#### WHAT YOU HAVE TO DO
Scan the records below. List lines holding "Performance".

#### TASK INPUTS

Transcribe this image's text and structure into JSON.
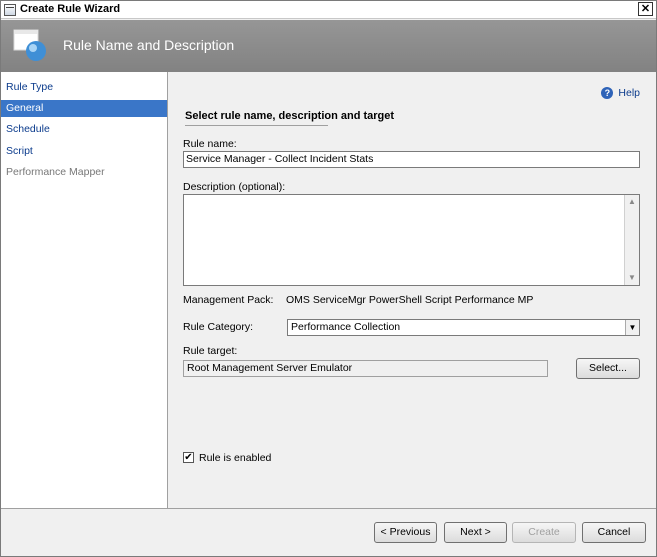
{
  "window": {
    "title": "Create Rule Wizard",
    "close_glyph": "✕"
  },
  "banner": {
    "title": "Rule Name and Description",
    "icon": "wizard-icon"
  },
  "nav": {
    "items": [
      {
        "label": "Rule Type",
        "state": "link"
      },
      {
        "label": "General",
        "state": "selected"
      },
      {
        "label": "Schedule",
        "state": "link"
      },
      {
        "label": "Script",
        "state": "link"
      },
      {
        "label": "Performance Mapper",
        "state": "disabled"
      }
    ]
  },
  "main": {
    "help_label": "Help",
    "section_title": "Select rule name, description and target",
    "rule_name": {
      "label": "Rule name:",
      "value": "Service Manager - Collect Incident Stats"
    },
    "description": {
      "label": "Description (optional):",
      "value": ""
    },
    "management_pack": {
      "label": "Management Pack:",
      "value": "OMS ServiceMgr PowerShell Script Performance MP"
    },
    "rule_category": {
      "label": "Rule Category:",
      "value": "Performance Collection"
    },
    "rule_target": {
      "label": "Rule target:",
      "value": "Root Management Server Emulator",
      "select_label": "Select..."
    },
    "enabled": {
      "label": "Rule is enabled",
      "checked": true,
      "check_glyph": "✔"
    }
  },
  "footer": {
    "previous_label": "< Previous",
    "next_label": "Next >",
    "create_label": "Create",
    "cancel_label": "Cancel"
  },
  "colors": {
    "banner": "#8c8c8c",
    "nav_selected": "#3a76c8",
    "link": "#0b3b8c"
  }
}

...

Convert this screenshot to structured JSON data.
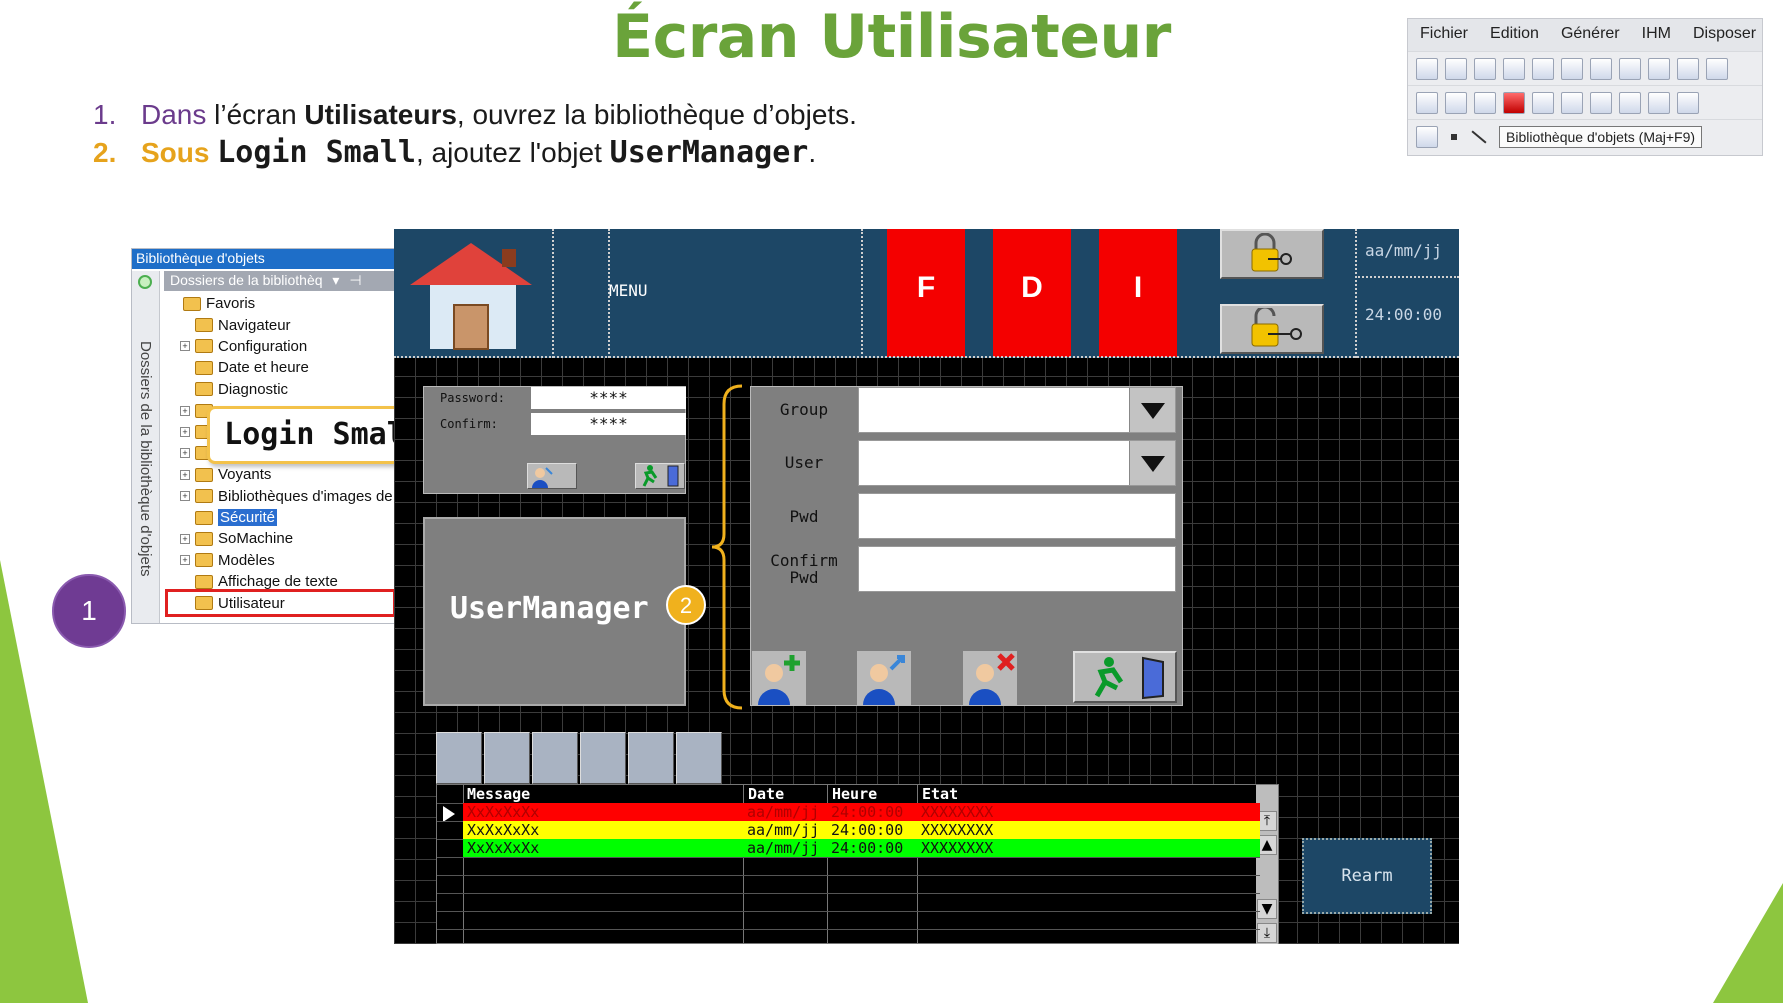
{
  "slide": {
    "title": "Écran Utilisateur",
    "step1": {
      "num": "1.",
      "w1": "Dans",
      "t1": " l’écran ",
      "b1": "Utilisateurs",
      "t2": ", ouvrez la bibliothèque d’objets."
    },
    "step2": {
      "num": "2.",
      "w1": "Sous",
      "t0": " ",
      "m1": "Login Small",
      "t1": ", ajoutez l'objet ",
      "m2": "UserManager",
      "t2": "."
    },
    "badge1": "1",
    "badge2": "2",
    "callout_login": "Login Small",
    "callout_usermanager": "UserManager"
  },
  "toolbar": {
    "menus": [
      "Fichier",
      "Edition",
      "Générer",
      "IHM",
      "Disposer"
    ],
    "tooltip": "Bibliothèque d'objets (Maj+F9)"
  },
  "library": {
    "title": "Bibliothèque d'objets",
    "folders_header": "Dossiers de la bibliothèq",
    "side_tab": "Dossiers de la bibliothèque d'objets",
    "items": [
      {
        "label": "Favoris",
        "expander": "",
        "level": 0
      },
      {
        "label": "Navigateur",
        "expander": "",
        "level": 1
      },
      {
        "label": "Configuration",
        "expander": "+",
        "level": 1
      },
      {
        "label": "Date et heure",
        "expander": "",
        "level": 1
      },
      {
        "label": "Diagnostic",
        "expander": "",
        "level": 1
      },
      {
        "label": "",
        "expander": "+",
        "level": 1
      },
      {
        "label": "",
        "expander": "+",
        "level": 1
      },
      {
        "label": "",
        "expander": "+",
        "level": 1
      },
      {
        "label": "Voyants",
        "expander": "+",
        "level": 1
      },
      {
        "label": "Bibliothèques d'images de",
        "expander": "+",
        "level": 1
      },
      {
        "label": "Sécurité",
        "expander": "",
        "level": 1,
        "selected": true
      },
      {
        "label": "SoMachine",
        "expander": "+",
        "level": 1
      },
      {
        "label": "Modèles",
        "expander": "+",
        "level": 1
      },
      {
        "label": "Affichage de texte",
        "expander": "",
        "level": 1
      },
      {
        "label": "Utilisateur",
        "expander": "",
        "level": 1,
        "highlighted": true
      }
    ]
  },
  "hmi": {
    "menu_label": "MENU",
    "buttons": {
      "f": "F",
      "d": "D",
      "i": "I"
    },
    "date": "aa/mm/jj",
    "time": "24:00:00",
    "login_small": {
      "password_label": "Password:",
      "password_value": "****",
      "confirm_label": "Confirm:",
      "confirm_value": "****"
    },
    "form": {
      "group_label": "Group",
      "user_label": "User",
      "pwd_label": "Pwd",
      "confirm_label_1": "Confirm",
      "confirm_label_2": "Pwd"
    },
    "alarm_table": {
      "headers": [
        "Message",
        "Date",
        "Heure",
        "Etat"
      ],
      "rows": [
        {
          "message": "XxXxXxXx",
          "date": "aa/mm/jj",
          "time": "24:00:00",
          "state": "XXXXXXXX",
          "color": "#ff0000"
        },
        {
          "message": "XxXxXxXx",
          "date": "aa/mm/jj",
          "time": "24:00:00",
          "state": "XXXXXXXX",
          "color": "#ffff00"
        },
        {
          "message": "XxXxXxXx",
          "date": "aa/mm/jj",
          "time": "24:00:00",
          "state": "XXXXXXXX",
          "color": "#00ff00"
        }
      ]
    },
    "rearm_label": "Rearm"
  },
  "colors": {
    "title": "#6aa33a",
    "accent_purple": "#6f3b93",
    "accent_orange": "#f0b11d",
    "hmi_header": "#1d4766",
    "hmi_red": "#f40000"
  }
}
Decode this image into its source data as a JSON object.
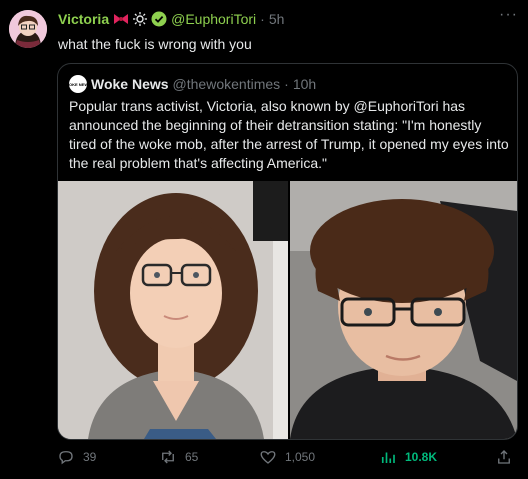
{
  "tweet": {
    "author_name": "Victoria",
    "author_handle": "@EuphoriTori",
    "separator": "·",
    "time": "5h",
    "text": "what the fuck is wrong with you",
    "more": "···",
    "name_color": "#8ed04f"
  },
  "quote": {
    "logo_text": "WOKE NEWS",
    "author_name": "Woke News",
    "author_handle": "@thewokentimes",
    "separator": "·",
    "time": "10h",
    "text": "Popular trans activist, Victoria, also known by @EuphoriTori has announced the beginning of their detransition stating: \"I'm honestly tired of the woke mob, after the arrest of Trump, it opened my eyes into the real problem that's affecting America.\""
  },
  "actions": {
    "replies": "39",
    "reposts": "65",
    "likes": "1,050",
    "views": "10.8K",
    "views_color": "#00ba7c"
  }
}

#### SOLUTION
        "label": "Performance Mapper",
      "value": "OMS ServiceMgr PowerShell Script Performance MP"
      "value": "Performance Collection"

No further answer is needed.